*Stored records*.
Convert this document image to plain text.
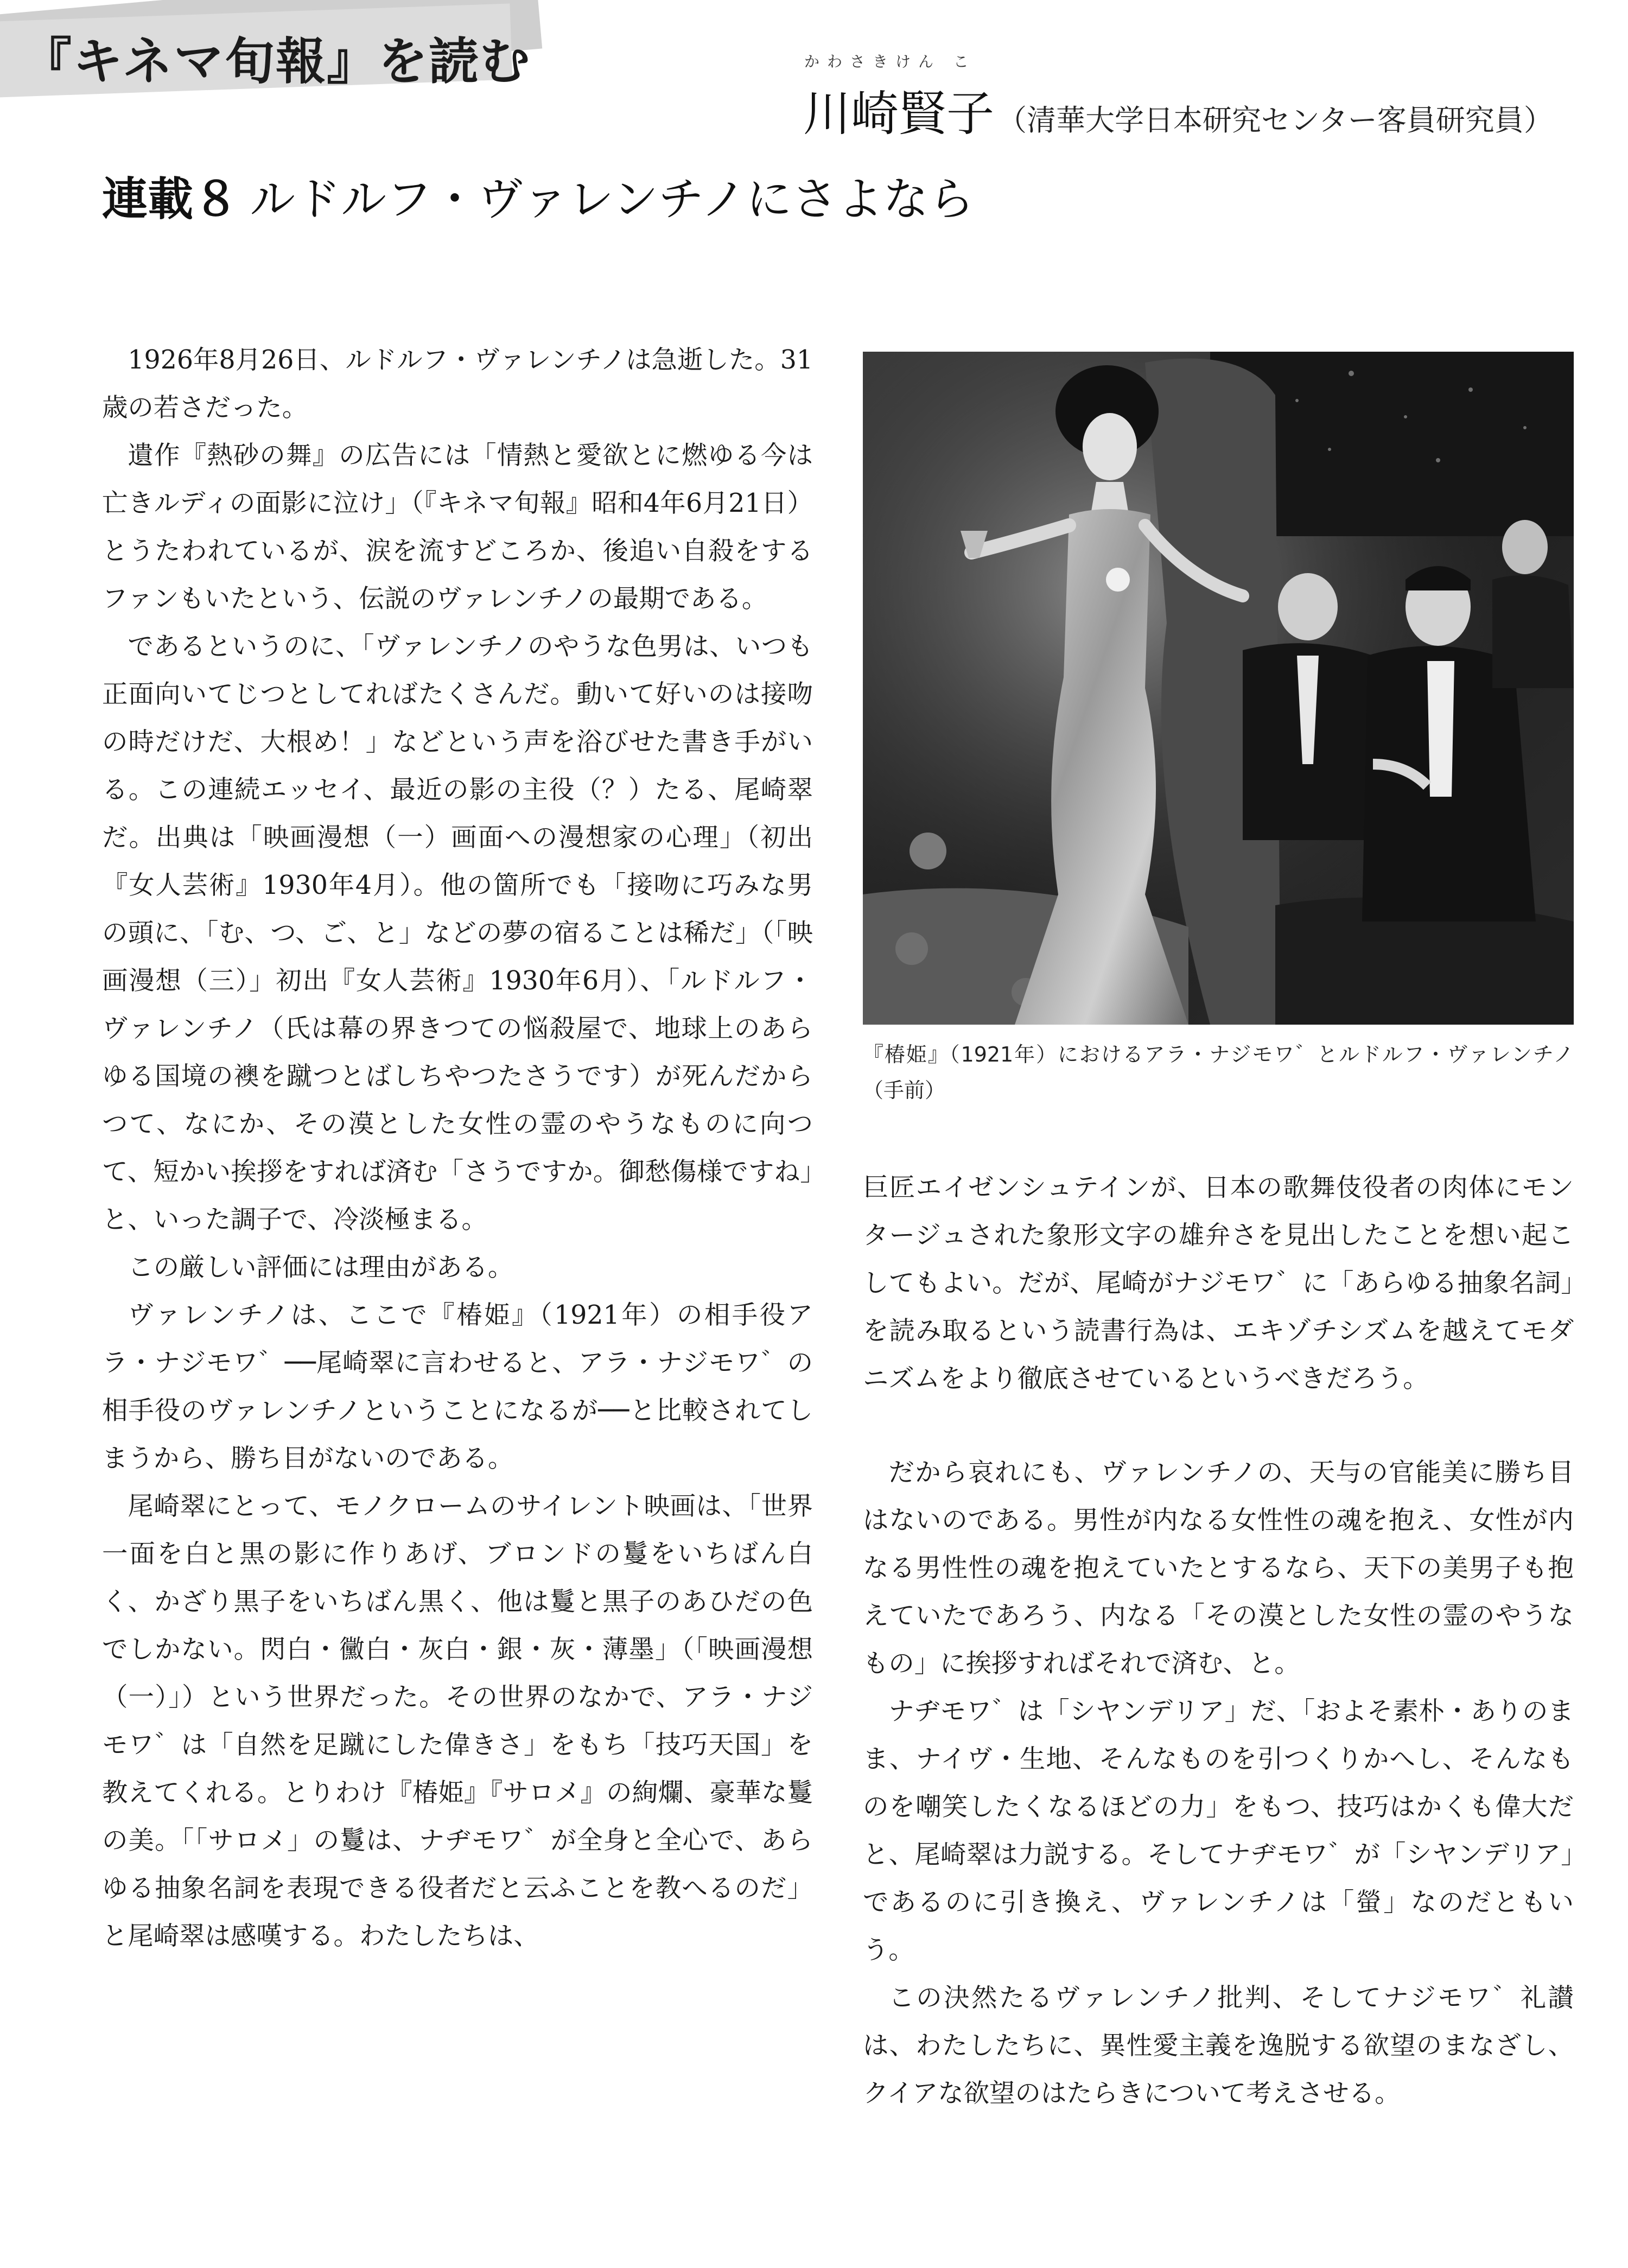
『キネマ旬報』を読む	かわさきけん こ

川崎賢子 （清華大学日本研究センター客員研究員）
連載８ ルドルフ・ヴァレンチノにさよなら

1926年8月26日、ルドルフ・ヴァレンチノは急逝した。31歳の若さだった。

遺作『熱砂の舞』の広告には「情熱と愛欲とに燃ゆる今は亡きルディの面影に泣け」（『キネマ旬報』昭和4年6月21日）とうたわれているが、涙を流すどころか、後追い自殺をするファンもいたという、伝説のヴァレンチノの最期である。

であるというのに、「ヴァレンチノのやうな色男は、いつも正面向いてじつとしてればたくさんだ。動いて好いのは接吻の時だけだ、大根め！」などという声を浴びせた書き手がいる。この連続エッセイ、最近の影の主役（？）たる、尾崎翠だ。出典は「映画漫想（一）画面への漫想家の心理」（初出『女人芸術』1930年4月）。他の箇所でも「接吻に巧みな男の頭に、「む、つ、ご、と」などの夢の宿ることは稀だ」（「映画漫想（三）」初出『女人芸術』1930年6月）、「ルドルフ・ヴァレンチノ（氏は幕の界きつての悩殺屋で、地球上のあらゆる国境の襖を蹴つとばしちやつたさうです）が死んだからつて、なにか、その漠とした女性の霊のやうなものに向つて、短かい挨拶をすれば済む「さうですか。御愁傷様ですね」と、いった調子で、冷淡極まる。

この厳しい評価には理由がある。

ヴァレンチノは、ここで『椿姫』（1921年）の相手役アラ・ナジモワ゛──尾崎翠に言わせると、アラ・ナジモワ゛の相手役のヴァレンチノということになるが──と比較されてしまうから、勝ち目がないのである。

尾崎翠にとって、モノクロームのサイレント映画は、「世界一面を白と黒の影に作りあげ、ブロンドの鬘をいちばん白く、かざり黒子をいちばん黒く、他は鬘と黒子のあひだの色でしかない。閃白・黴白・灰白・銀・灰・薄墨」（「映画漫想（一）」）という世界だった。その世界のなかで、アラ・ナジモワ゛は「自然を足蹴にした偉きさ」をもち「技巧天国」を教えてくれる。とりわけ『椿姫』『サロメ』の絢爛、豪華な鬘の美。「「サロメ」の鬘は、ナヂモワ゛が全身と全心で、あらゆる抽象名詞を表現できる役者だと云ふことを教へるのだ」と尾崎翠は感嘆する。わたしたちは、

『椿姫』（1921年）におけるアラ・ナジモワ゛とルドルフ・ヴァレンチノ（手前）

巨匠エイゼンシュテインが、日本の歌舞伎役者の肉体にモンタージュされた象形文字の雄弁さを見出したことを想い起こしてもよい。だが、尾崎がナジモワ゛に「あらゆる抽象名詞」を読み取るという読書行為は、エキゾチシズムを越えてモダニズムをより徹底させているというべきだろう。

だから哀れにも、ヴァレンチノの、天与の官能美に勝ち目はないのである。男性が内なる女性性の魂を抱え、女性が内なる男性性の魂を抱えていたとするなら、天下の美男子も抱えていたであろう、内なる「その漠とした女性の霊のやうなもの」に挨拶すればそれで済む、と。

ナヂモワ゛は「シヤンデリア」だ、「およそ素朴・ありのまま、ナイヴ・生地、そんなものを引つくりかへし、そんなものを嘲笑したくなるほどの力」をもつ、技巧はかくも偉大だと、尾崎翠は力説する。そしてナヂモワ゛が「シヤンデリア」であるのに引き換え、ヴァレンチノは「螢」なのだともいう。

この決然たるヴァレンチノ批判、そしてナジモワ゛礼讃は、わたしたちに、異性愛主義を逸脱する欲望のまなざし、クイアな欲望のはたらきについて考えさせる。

*Exercise instructions*. Figure out how many lines of the data above include "映画漫想", then give the number and nothing more.

*Completed task*. 2